Stated task: Transcribe the material verbatim in full; the pictures do not belong in the copy.

Extracted information:
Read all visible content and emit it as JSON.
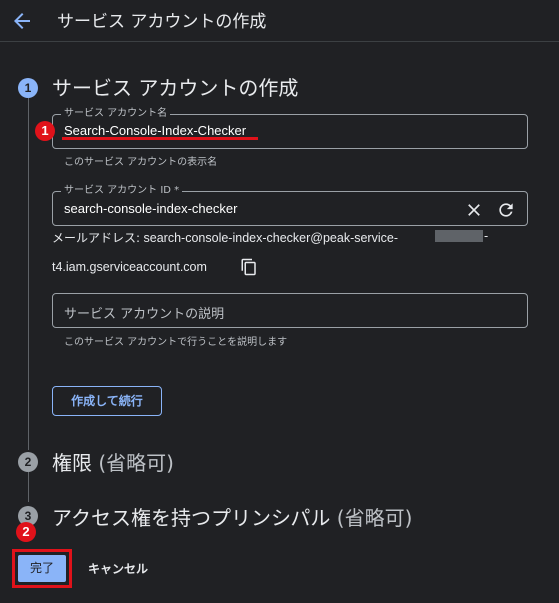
{
  "header": {
    "title": "サービス アカウントの作成"
  },
  "steps": [
    {
      "number": "1",
      "title": "サービス アカウントの作成",
      "optional": ""
    },
    {
      "number": "2",
      "title": "権限",
      "optional": "(省略可)"
    },
    {
      "number": "3",
      "title": "アクセス権を持つプリンシパル",
      "optional": "(省略可)"
    }
  ],
  "form": {
    "name_label": "サービス アカウント名",
    "name_value": "Search-Console-Index-Checker",
    "name_hint": "このサービス アカウントの表示名",
    "id_label": "サービス アカウント ID *",
    "id_value": "search-console-index-checker",
    "email_prefix": "メールアドレス:",
    "email_line1": "search-console-index-checker@peak-service-",
    "email_line1_tail": "-",
    "email_line2": "t4.iam.gserviceaccount.com",
    "description_placeholder": "サービス アカウントの説明",
    "description_hint": "このサービス アカウントで行うことを説明します",
    "create_button": "作成して続行"
  },
  "footer": {
    "done_button": "完了",
    "cancel_button": "キャンセル"
  },
  "annotations": {
    "marker1": "1",
    "marker2": "2"
  },
  "colors": {
    "background": "#202124",
    "accent": "#8ab4f8",
    "annotation_red": "#e0121a"
  }
}
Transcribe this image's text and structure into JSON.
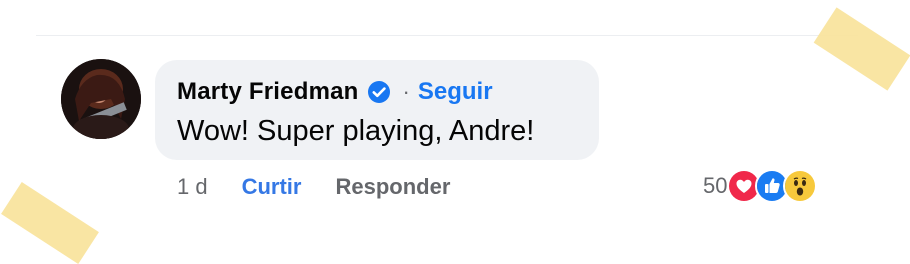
{
  "comment": {
    "author": "Marty Friedman",
    "verified_icon": "verified-badge-icon",
    "separator": "·",
    "follow_label": "Seguir",
    "text": "Wow! Super playing, Andre!"
  },
  "actions": {
    "time": "1 d",
    "like_label": "Curtir",
    "reply_label": "Responder"
  },
  "reactions": {
    "count": "50",
    "icons": [
      "love-reaction-icon",
      "like-reaction-icon",
      "wow-reaction-icon"
    ]
  },
  "colors": {
    "link_blue": "#1877f2",
    "bubble_bg": "#f0f2f5",
    "secondary_text": "#65676b",
    "tape": "#f9e39b"
  }
}
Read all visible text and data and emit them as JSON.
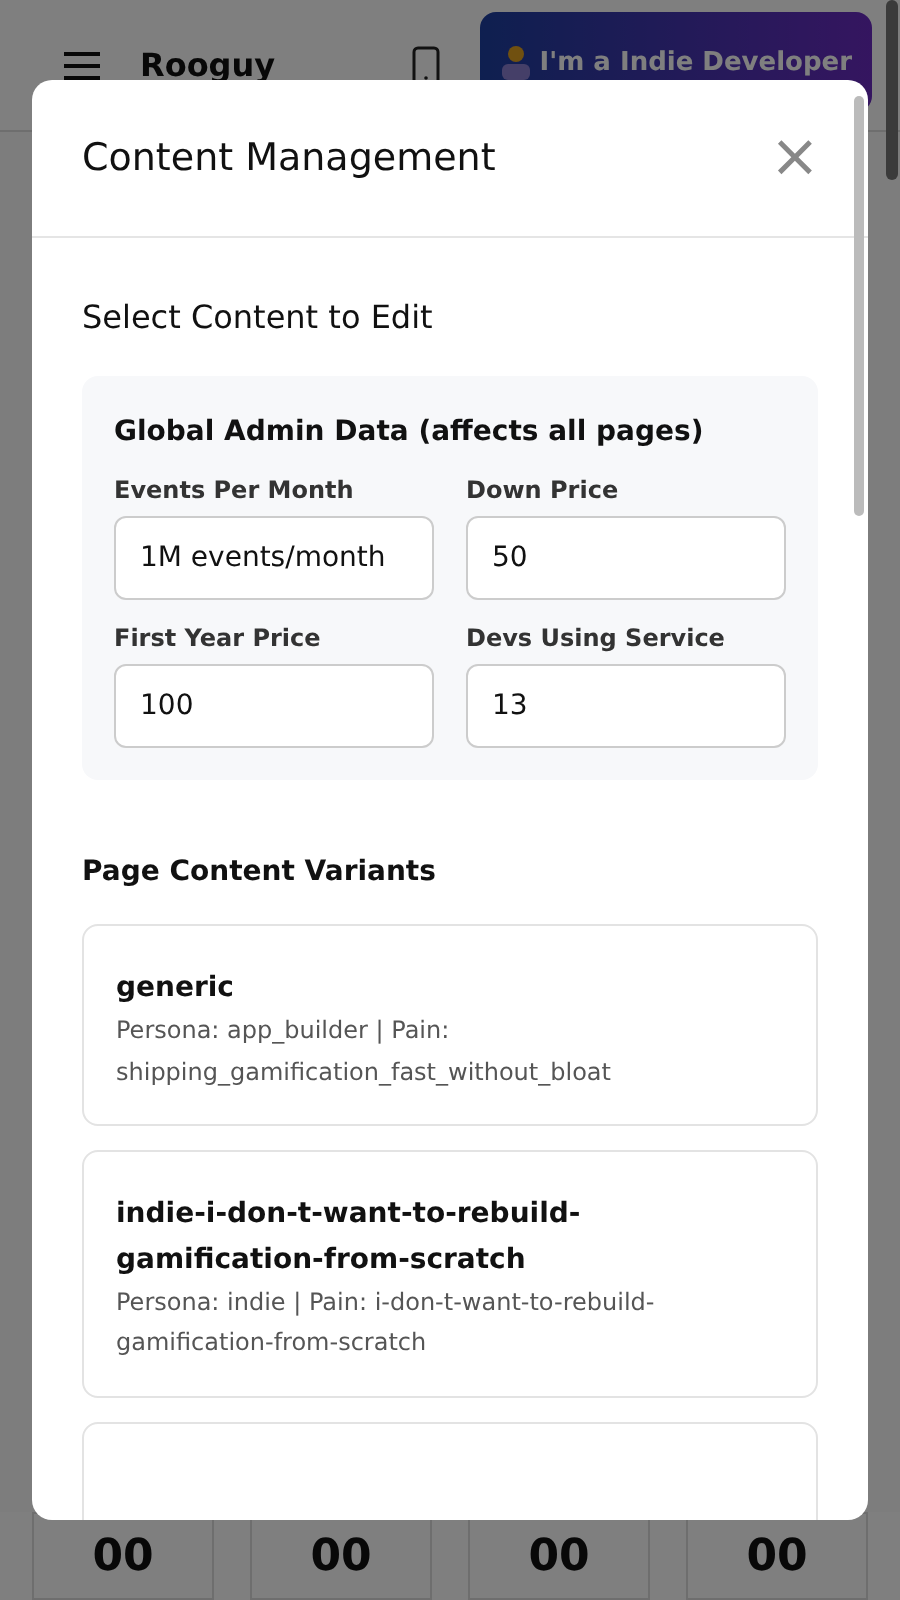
{
  "page": {
    "brand": "Rooguy",
    "persona_button": "I'm a Indie Developer",
    "counters": [
      "00",
      "00",
      "00",
      "00"
    ]
  },
  "modal": {
    "title": "Content Management",
    "close": "×",
    "section_title": "Select Content to Edit",
    "global_panel": {
      "title": "Global Admin Data (affects all pages)",
      "fields": [
        {
          "label": "Events Per Month",
          "value": "1M events/month"
        },
        {
          "label": "Down Price",
          "value": "50"
        },
        {
          "label": "First Year Price",
          "value": "100"
        },
        {
          "label": "Devs Using Service",
          "value": "13"
        }
      ]
    },
    "variants_title": "Page Content Variants",
    "variants": [
      {
        "name": "generic",
        "details": "Persona: app_builder | Pain: shipping_gamification_fast_without_bloat"
      },
      {
        "name": "indie-i-don-t-want-to-rebuild-gamification-from-scratch",
        "details": "Persona: indie | Pain: i-don-t-want-to-rebuild-gamification-from-scratch"
      },
      {
        "kind": "clipped"
      }
    ]
  }
}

Result of the task:
Read all visible content and emit it as JSON.
{
  "header": {
    "title": "サービス アカウントの作成"
  },
  "steps": [
    {
      "number": "1",
      "title": "サービス アカウントの作成",
      "optional": ""
    },
    {
      "number": "2",
      "title": "権限",
      "optional": "(省略可)"
    },
    {
      "number": "3",
      "title": "アクセス権を持つプリンシパル",
      "optional": "(省略可)"
    }
  ],
  "form": {
    "name_label": "サービス アカウント名",
    "name_value": "Search-Console-Index-Checker",
    "name_hint": "このサービス アカウントの表示名",
    "id_label": "サービス アカウント ID *",
    "id_value": "search-console-index-checker",
    "email_prefix": "メールアドレス:",
    "email_line1": "search-console-index-checker@peak-service-",
    "email_line1_tail": "-",
    "email_line2": "t4.iam.gserviceaccount.com",
    "description_placeholder": "サービス アカウントの説明",
    "description_hint": "このサービス アカウントで行うことを説明します",
    "create_button": "作成して続行"
  },
  "footer": {
    "done_button": "完了",
    "cancel_button": "キャンセル"
  },
  "annotations": {
    "marker1": "1",
    "marker2": "2"
  },
  "colors": {
    "background": "#202124",
    "accent": "#8ab4f8",
    "annotation_red": "#e0121a"
  }
}
Transcribe this image's text and structure into JSON.
{
  "comment": {
    "author": "Marty Friedman",
    "verified_icon": "verified-badge-icon",
    "separator": "·",
    "follow_label": "Seguir",
    "text": "Wow! Super playing, Andre!"
  },
  "actions": {
    "time": "1 d",
    "like_label": "Curtir",
    "reply_label": "Responder"
  },
  "reactions": {
    "count": "50",
    "icons": [
      "love-reaction-icon",
      "like-reaction-icon",
      "wow-reaction-icon"
    ]
  },
  "colors": {
    "link_blue": "#1877f2",
    "bubble_bg": "#f0f2f5",
    "secondary_text": "#65676b",
    "tape": "#f9e39b"
  }
}
Read all visible text and data and emit them as JSON.
{
  "page": {
    "brand": "Rooguy",
    "persona_button": "I'm a Indie Developer",
    "counters": [
      "00",
      "00",
      "00",
      "00"
    ]
  },
  "modal": {
    "title": "Content Management",
    "close": "×",
    "section_title": "Select Content to Edit",
    "global_panel": {
      "title": "Global Admin Data (affects all pages)",
      "fields": [
        {
          "label": "Events Per Month",
          "value": "1M events/month"
        },
        {
          "label": "Down Price",
          "value": "50"
        },
        {
          "label": "First Year Price",
          "value": "100"
        },
        {
          "label": "Devs Using Service",
          "value": "13"
        }
      ]
    },
    "variants_title": "Page Content Variants",
    "variants": [
      {
        "name": "generic",
        "details": "Persona: app_builder | Pain: shipping_gamification_fast_without_bloat"
      },
      {
        "name": "indie-i-don-t-want-to-rebuild-gamification-from-scratch",
        "details": "Persona: indie | Pain: i-don-t-want-to-rebuild-gamification-from-scratch"
      },
      {
        "kind": "clipped"
      }
    ]
  }
}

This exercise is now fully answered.